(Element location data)
============

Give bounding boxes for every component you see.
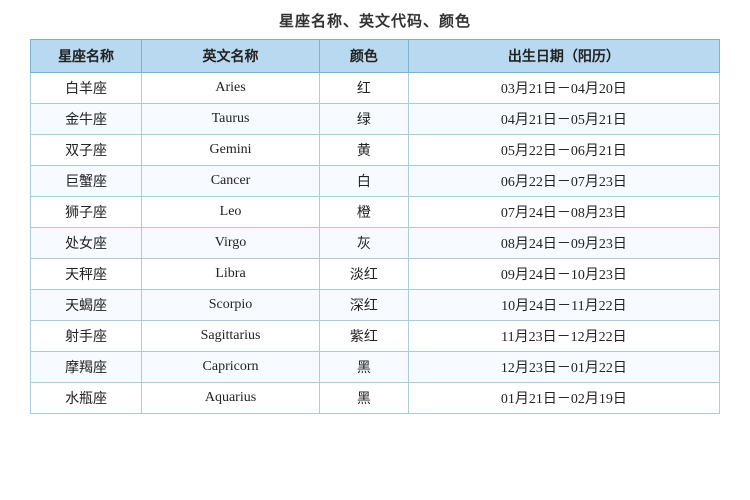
page-wrapper: 星座名称、英文代码、颜色 星座名称 英文名称 颜色 出生日期（阳历） 白羊座Ar… (0, 0, 750, 500)
table-row: 水瓶座Aquarius黑01月21日－02月19日 (31, 383, 720, 414)
header-col1: 星座名称 (31, 40, 142, 73)
cell-chinese: 摩羯座 (31, 352, 142, 383)
cell-chinese: 双子座 (31, 135, 142, 166)
cell-color: 淡红 (319, 259, 408, 290)
cell-english: Aries (142, 73, 320, 104)
cell-english: Virgo (142, 228, 320, 259)
cell-date: 10月24日－11月22日 (408, 290, 719, 321)
cell-date: 03月21日－04月20日 (408, 73, 719, 104)
cell-english: Libra (142, 259, 320, 290)
table-row: 巨蟹座Cancer白06月22日－07月23日 (31, 166, 720, 197)
table-row: 天秤座Libra淡红09月24日－10月23日 (31, 259, 720, 290)
cell-english: Gemini (142, 135, 320, 166)
header-col3: 颜色 (319, 40, 408, 73)
cell-chinese: 狮子座 (31, 197, 142, 228)
table-header-row: 星座名称 英文名称 颜色 出生日期（阳历） (31, 40, 720, 73)
header-col2: 英文名称 (142, 40, 320, 73)
cell-chinese: 水瓶座 (31, 383, 142, 414)
table-row: 射手座Sagittarius紫红11月23日－12月22日 (31, 321, 720, 352)
cell-english: Sagittarius (142, 321, 320, 352)
cell-english: Taurus (142, 104, 320, 135)
cell-chinese: 射手座 (31, 321, 142, 352)
cell-color: 红 (319, 73, 408, 104)
table-row: 狮子座Leo橙07月24日－08月23日 (31, 197, 720, 228)
cell-color: 橙 (319, 197, 408, 228)
cell-date: 11月23日－12月22日 (408, 321, 719, 352)
cell-english: Scorpio (142, 290, 320, 321)
cell-chinese: 白羊座 (31, 73, 142, 104)
page-title: 星座名称、英文代码、颜色 (279, 10, 471, 31)
table-row: 金牛座Taurus绿04月21日－05月21日 (31, 104, 720, 135)
cell-date: 09月24日－10月23日 (408, 259, 719, 290)
cell-color: 绿 (319, 104, 408, 135)
cell-chinese: 金牛座 (31, 104, 142, 135)
cell-english: Cancer (142, 166, 320, 197)
cell-chinese: 巨蟹座 (31, 166, 142, 197)
cell-chinese: 天秤座 (31, 259, 142, 290)
cell-color: 灰 (319, 228, 408, 259)
cell-english: Aquarius (142, 383, 320, 414)
cell-color: 白 (319, 166, 408, 197)
header-col4: 出生日期（阳历） (408, 40, 719, 73)
cell-color: 深红 (319, 290, 408, 321)
table-row: 处女座Virgo灰08月24日－09月23日 (31, 228, 720, 259)
table-row: 双子座Gemini黄05月22日－06月21日 (31, 135, 720, 166)
zodiac-table: 星座名称 英文名称 颜色 出生日期（阳历） 白羊座Aries红03月21日－04… (30, 39, 720, 414)
cell-english: Leo (142, 197, 320, 228)
cell-chinese: 处女座 (31, 228, 142, 259)
table-row: 天蝎座Scorpio深红10月24日－11月22日 (31, 290, 720, 321)
cell-chinese: 天蝎座 (31, 290, 142, 321)
cell-english: Capricorn (142, 352, 320, 383)
cell-color: 黑 (319, 352, 408, 383)
cell-color: 黄 (319, 135, 408, 166)
cell-date: 06月22日－07月23日 (408, 166, 719, 197)
cell-date: 12月23日－01月22日 (408, 352, 719, 383)
cell-date: 04月21日－05月21日 (408, 104, 719, 135)
cell-date: 05月22日－06月21日 (408, 135, 719, 166)
cell-color: 紫红 (319, 321, 408, 352)
cell-date: 07月24日－08月23日 (408, 197, 719, 228)
cell-color: 黑 (319, 383, 408, 414)
table-row: 白羊座Aries红03月21日－04月20日 (31, 73, 720, 104)
cell-date: 01月21日－02月19日 (408, 383, 719, 414)
cell-date: 08月24日－09月23日 (408, 228, 719, 259)
table-row: 摩羯座Capricorn黑12月23日－01月22日 (31, 352, 720, 383)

============

→ **Brief**: Pick out each line in the items above that contains the string "header", and copy those lines.

→ **Complete response**:
header-col1: 星座名称 (31, 40, 142, 73)
header-col3: 颜色 (319, 40, 408, 73)
table-header-row: 星座名称 英文名称 颜色 出生日期（阳历） (31, 40, 720, 73)
header-col2: 英文名称 (142, 40, 320, 73)
header-col4: 出生日期（阳历） (408, 40, 719, 73)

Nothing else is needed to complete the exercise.